# Work to do
Gather every line in the records below that contains the word "Гера".

:: Data provided ::

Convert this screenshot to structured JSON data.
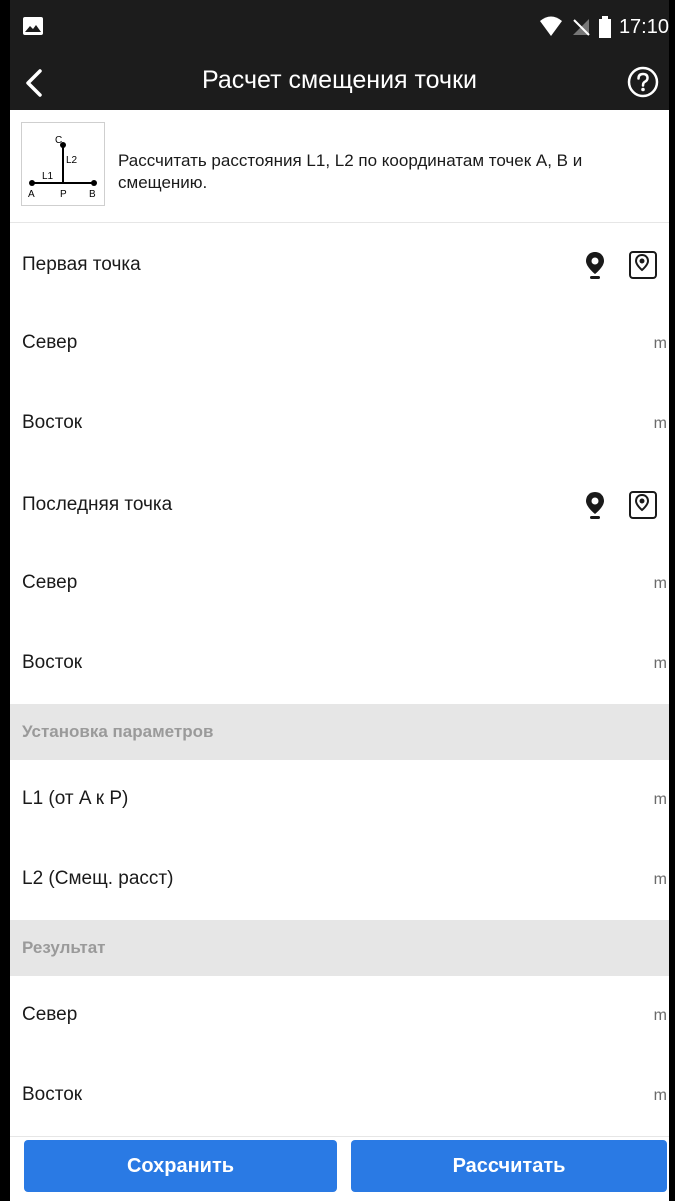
{
  "status": {
    "time": "17:10"
  },
  "header": {
    "title": "Расчет смещения точки"
  },
  "description": {
    "text": "Рассчитать расстояния L1, L2 по координатам точек A, B и смещению.",
    "thumb_labels": {
      "c": "C",
      "l1": "L1",
      "l2": "L2",
      "a": "A",
      "p": "P",
      "b": "B"
    }
  },
  "first_point": {
    "title": "Первая точка",
    "north": {
      "label": "Север",
      "value": "",
      "unit": "m"
    },
    "east": {
      "label": "Восток",
      "value": "",
      "unit": "m"
    }
  },
  "last_point": {
    "title": "Последняя точка",
    "north": {
      "label": "Север",
      "value": "",
      "unit": "m"
    },
    "east": {
      "label": "Восток",
      "value": "",
      "unit": "m"
    }
  },
  "params": {
    "title": "Установка параметров",
    "l1": {
      "label": "L1 (от A к P)",
      "value": "",
      "unit": "m"
    },
    "l2": {
      "label": "L2 (Смещ. расст)",
      "value": "",
      "unit": "m"
    }
  },
  "result": {
    "title": "Результат",
    "north": {
      "label": "Север",
      "value": "",
      "unit": "m"
    },
    "east": {
      "label": "Восток",
      "value": "",
      "unit": "m"
    }
  },
  "buttons": {
    "save": "Сохранить",
    "calculate": "Рассчитать"
  },
  "colors": {
    "accent": "#2a7ae4",
    "bar": "#1c1c1c",
    "band": "#e6e6e6"
  }
}
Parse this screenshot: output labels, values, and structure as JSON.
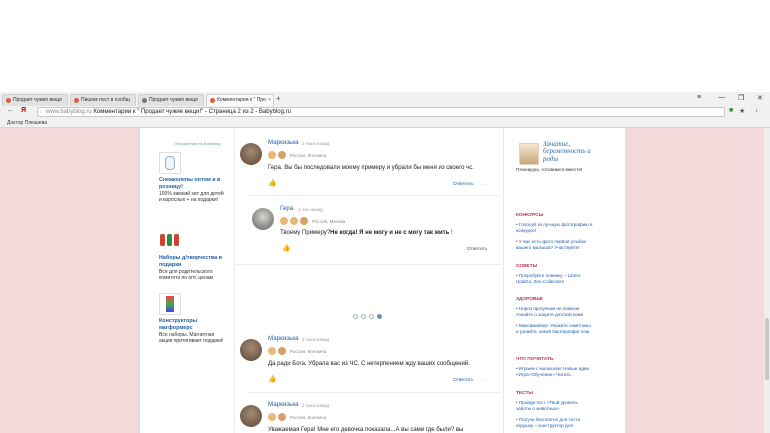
{
  "browser": {
    "tabs": [
      {
        "label": "Продает чужие вещи"
      },
      {
        "label": "Пишем пост в сообщ"
      },
      {
        "label": "Продает чужие вещи"
      },
      {
        "label": "Комментарии к \" Про"
      }
    ],
    "window_buttons": {
      "menu": "≡",
      "minimize": "—",
      "restore": "❐",
      "close": "✕"
    },
    "new_tab": "+",
    "back": "←",
    "yandex": "Я",
    "address_domain": "www.babyblog.ru",
    "address_title": "Комментарии к \" Продает чужие вещи!\" - Страница 2 из 2 - Babyblog.ru",
    "bookmark": "Доктор Плюшева"
  },
  "left_column": {
    "ad_label": "Объявления на Babyblog",
    "ads": [
      {
        "title": "Снежколепы оптом и в розницу!",
        "desc": "100% зимний хит для детей и взрослых + на подарки!"
      },
      {
        "title": "Наборы д/творчества и подарки",
        "desc": "Все для родительского комитета по опт. ценам"
      },
      {
        "title": "Конструкторы магформерс",
        "desc": "Все наборы. Магнитная акция притягивает подарки!"
      }
    ]
  },
  "comments": [
    {
      "author": "Маркизька",
      "when": "2 часа назад",
      "location": "Россия, Коломна",
      "text": "Гера. Вы бы последовали моему примеру и убрали бы меня из своего чс.",
      "reply": "Ответить"
    },
    {
      "author": "Гера",
      "when": "1 час назад",
      "location": "Россия, Москва",
      "text_prefix": "Твоему Примеру?",
      "text_bold": "Не когда! Я не могу и не с могу так жить",
      "text_suffix": " !",
      "reply": "Ответить"
    },
    {
      "author": "Маркизька",
      "when": "2 часа назад",
      "location": "Россия, Коломна",
      "text": "Да ради Бога. Убрала вас из ЧС. С нетерпением жду ваших сообщений.",
      "reply": "Ответить"
    },
    {
      "author": "Маркизька",
      "when": "2 часа назад",
      "location": "Россия, Коломна",
      "text": "Уважаемая Гера! Мне его девочка показала...А вы сами где были? вы"
    }
  ],
  "more_glyph": "…",
  "like_glyph": "👍",
  "pagination": {
    "total": 4,
    "active": 4
  },
  "right_column": {
    "promo_title": "Зачатие, беременность и роды",
    "promo_sub": "Планирую, готовимся вместе!",
    "sections": [
      {
        "heading": "КОНКУРСЫ",
        "links": [
          "• Голосуй за лучшую фотографию в конкурсе!",
          "• У вас есть фото первой улыбки вашего малыша? Участвуйте!"
        ]
      },
      {
        "heading": "СОВЕТЫ",
        "links": [
          "• Попробуйте новинку – Libero Up&Go, Zoo Collection!"
        ]
      },
      {
        "heading": "ЗДОРОВЬЕ",
        "links": [
          "• Нороз прогулкам не помеха! Узнайте о защите детской кожи",
          "• Максимайзер: Укажите симптомы и узнайте, какой бактериофаг пом"
        ]
      },
      {
        "heading": "ЧТО ПОЧИТАТЬ",
        "links": [
          "• Играем с малышом: Новые идеи «Игра+Обучение» Читать"
        ]
      },
      {
        "heading": "ТЕСТЫ",
        "links": [
          "• Пройди тест «Твой уровень заботы о животных»",
          "• Получи бесплатно для теста игрушку – конструктор для"
        ]
      }
    ]
  },
  "colors": {
    "page_bg": "#f3d9d9",
    "link": "#1f5fa8",
    "heading_red": "#c4314b"
  }
}
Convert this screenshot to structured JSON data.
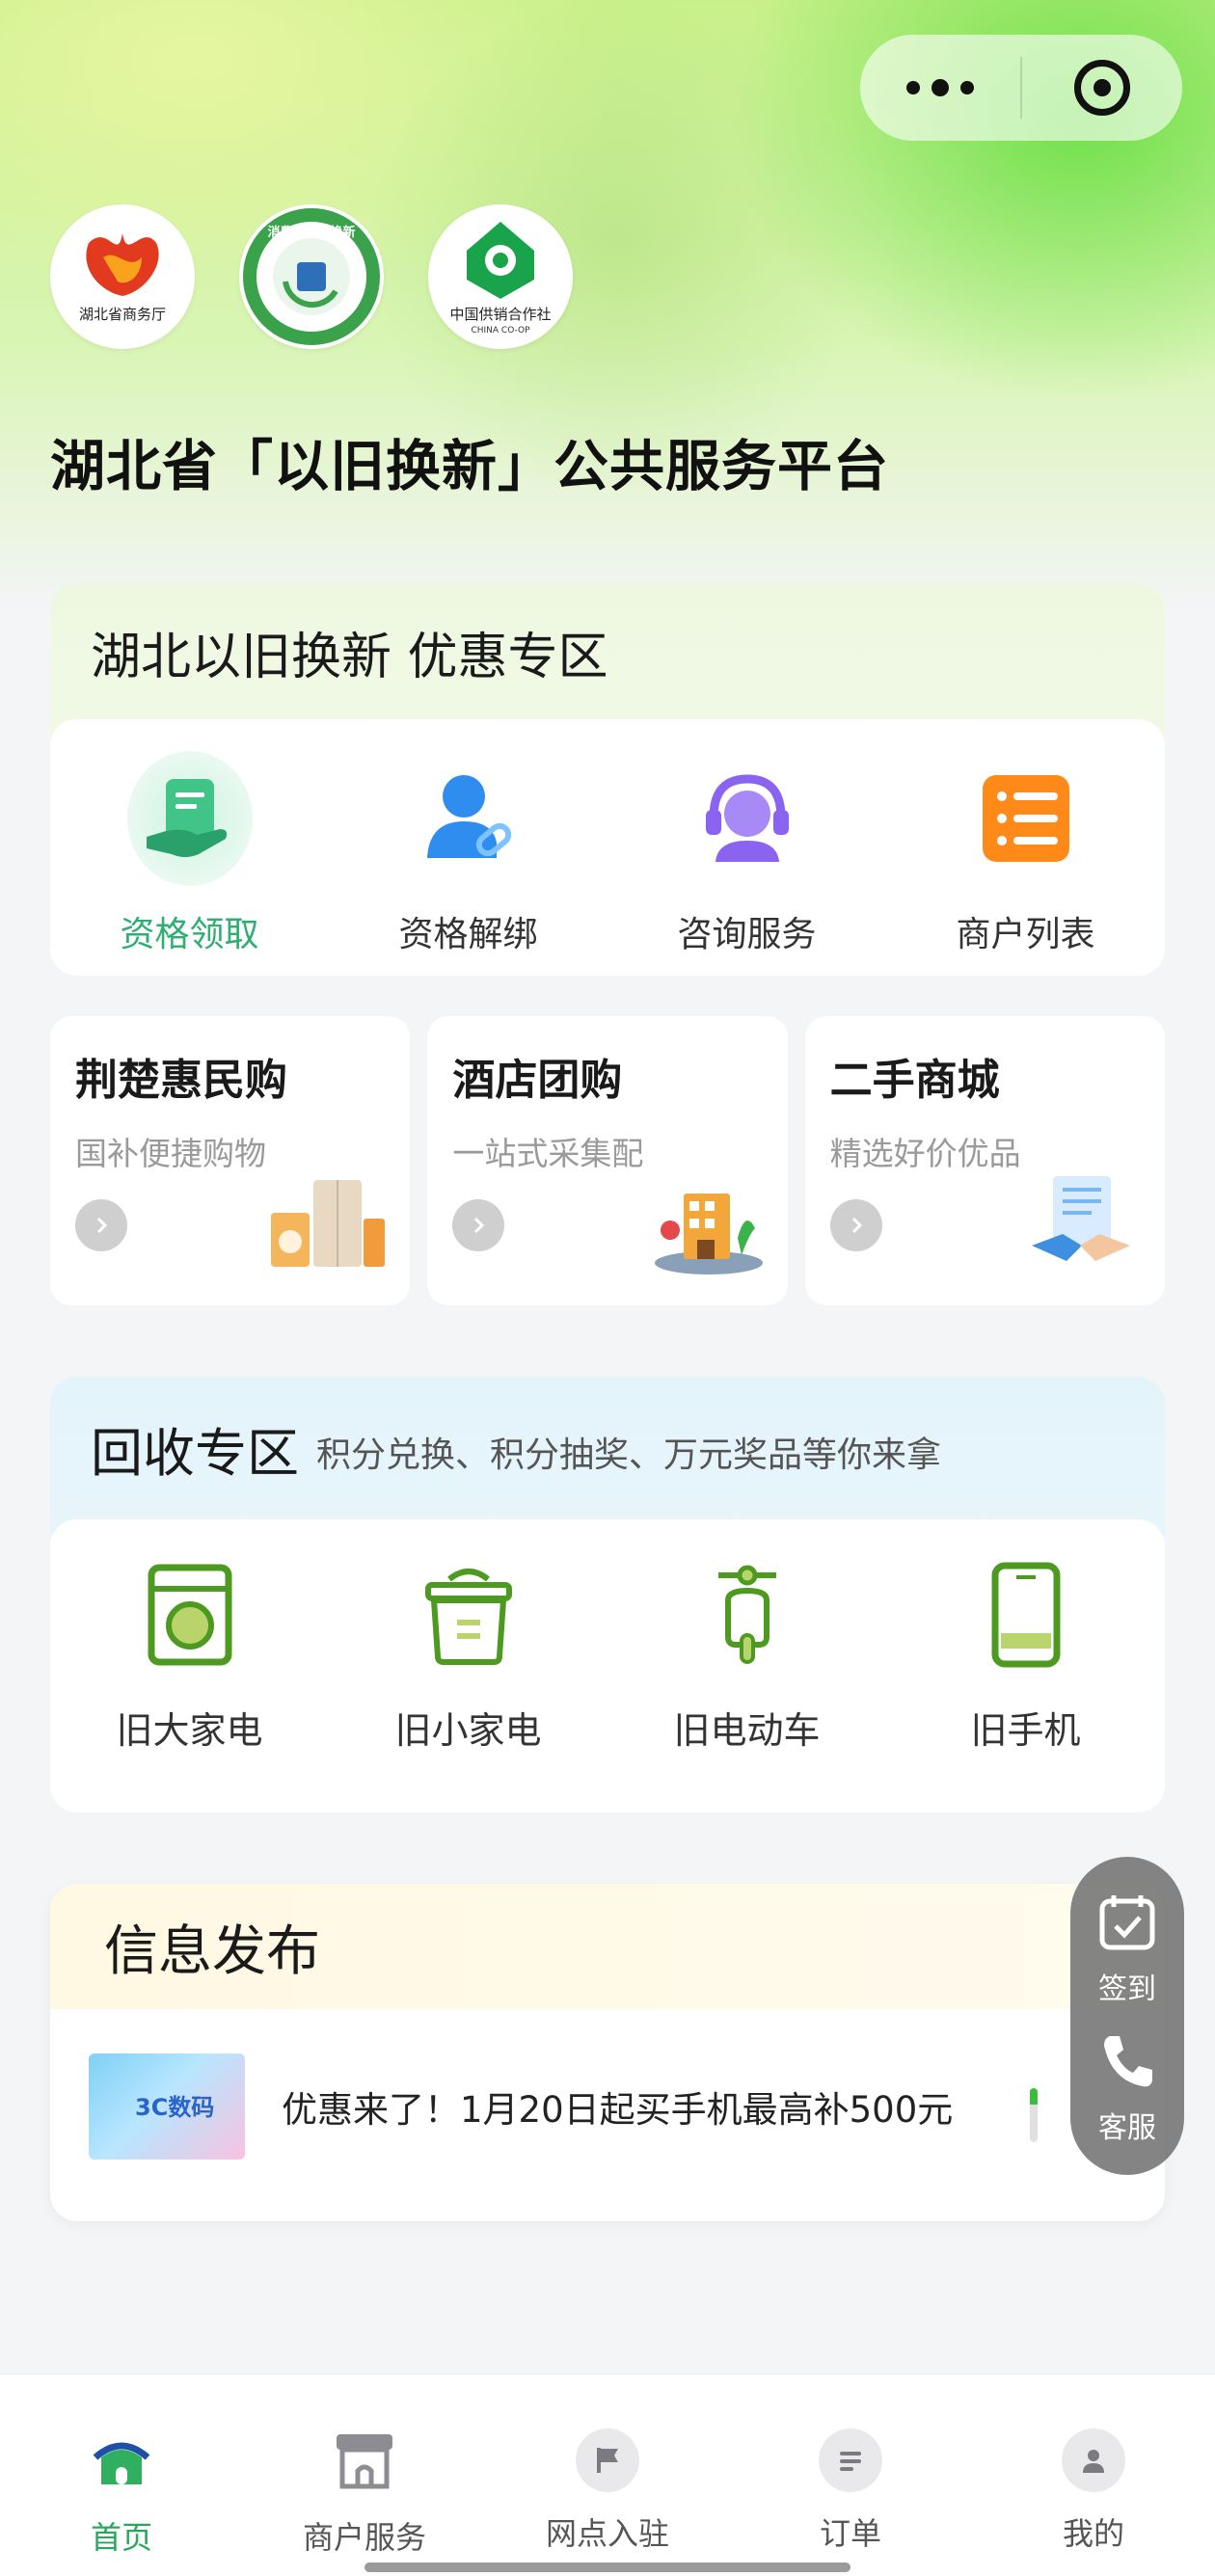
{
  "header": {
    "site_title": "湖北省「以旧换新」公共服务平台",
    "logos": [
      {
        "name": "hubei-commerce-logo",
        "caption": "湖北省商务厅"
      },
      {
        "name": "trade-in-program-logo",
        "caption": "消费品以旧换新"
      },
      {
        "name": "china-coop-logo",
        "caption": "中国供销合作社",
        "sub": "CHINA CO-OP"
      }
    ]
  },
  "discount": {
    "title": "湖北以旧换新 优惠专区",
    "items": [
      {
        "label": "资格领取",
        "icon": "hand-card-icon",
        "active": true
      },
      {
        "label": "资格解绑",
        "icon": "user-link-icon"
      },
      {
        "label": "咨询服务",
        "icon": "headset-icon"
      },
      {
        "label": "商户列表",
        "icon": "list-icon"
      }
    ]
  },
  "tiles": [
    {
      "title": "荆楚惠民购",
      "subtitle": "国补便捷购物",
      "icon": "appliances-icon"
    },
    {
      "title": "酒店团购",
      "subtitle": "一站式采集配",
      "icon": "hotel-icon"
    },
    {
      "title": "二手商城",
      "subtitle": "精选好价优品",
      "icon": "handshake-icon"
    }
  ],
  "recycle": {
    "title": "回收专区",
    "subtitle": "积分兑换、积分抽奖、万元奖品等你来拿",
    "items": [
      {
        "label": "旧大家电",
        "icon": "washing-machine-icon"
      },
      {
        "label": "旧小家电",
        "icon": "rice-cooker-icon"
      },
      {
        "label": "旧电动车",
        "icon": "scooter-icon"
      },
      {
        "label": "旧手机",
        "icon": "phone-icon"
      }
    ]
  },
  "info": {
    "title": "信息发布",
    "thumb_label": "3C数码",
    "items": [
      {
        "text": "优惠来了！1月20日起买手机最高补500元"
      }
    ]
  },
  "float": {
    "checkin": "签到",
    "service": "客服"
  },
  "tabbar": [
    {
      "label": "首页",
      "icon": "home-icon",
      "active": true
    },
    {
      "label": "商户服务",
      "icon": "shop-icon"
    },
    {
      "label": "网点入驻",
      "icon": "flag-icon"
    },
    {
      "label": "订单",
      "icon": "order-icon"
    },
    {
      "label": "我的",
      "icon": "user-icon"
    }
  ],
  "colors": {
    "accent": "#2fae72",
    "tab_active": "#29a85c",
    "recycle_icon": "#4c9a1f"
  }
}
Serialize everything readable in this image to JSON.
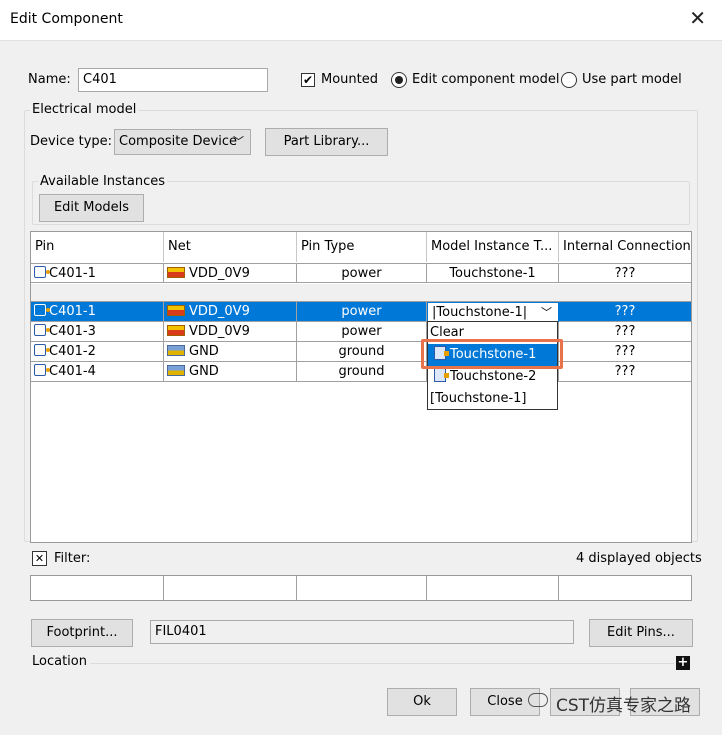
{
  "window": {
    "title": "Edit Component",
    "close_glyph": "✕"
  },
  "name_field": {
    "label": "Name:",
    "value": "C401"
  },
  "mounted": {
    "label": "Mounted",
    "checked": true
  },
  "model_choice": {
    "edit_label": "Edit component model",
    "use_label": "Use part model",
    "selected": "edit"
  },
  "electrical": {
    "group_label": "Electrical model",
    "device_type_label": "Device type:",
    "device_type_value": "Composite Device",
    "part_library_button": "Part Library..."
  },
  "instances": {
    "group_label": "Available Instances",
    "edit_models_button": "Edit Models"
  },
  "table_headers": [
    "Pin",
    "Net",
    "Pin Type",
    "Model Instance T...",
    "Internal Connection"
  ],
  "top_row": {
    "pin": "C401-1",
    "net": "VDD_0V9",
    "type": "power",
    "model": "Touchstone-1",
    "conn": "???"
  },
  "rows": [
    {
      "pin": "C401-1",
      "net": "VDD_0V9",
      "type": "power",
      "model": "|Touchstone-1|",
      "conn": "???"
    },
    {
      "pin": "C401-3",
      "net": "VDD_0V9",
      "type": "power",
      "model": "",
      "conn": "???"
    },
    {
      "pin": "C401-2",
      "net": "GND",
      "type": "ground",
      "model": "",
      "conn": "???"
    },
    {
      "pin": "C401-4",
      "net": "GND",
      "type": "ground",
      "model": "",
      "conn": "???"
    }
  ],
  "dropdown": {
    "items": [
      "Clear",
      "Touchstone-1",
      "Touchstone-2",
      "[Touchstone-1]"
    ],
    "highlighted": "Touchstone-1"
  },
  "filter": {
    "clear_glyph": "✕",
    "label": "Filter:",
    "count_text": "4 displayed objects"
  },
  "footprint": {
    "button": "Footprint...",
    "value": "FIL0401",
    "edit_pins_button": "Edit Pins..."
  },
  "location": {
    "label": "Location",
    "expand_glyph": "+"
  },
  "bottom_buttons": {
    "ok": "Ok",
    "close": "Close"
  },
  "watermark": "CST仿真专家之路",
  "colors": {
    "selection": "#0078d7",
    "highlight_box": "#e8734a"
  }
}
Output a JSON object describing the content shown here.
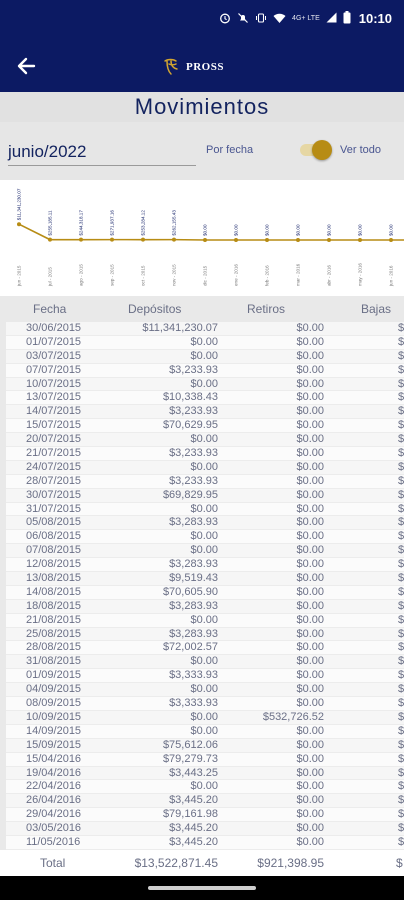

:::

# Expected output
      "text": "Гера. Вы бы последовали моему примеру и убрали бы меня из своего чс.",
      "author": "Гера",
      "text": "Уважаемая Гера! Мне его девочка показала...А вы сами где были? вы"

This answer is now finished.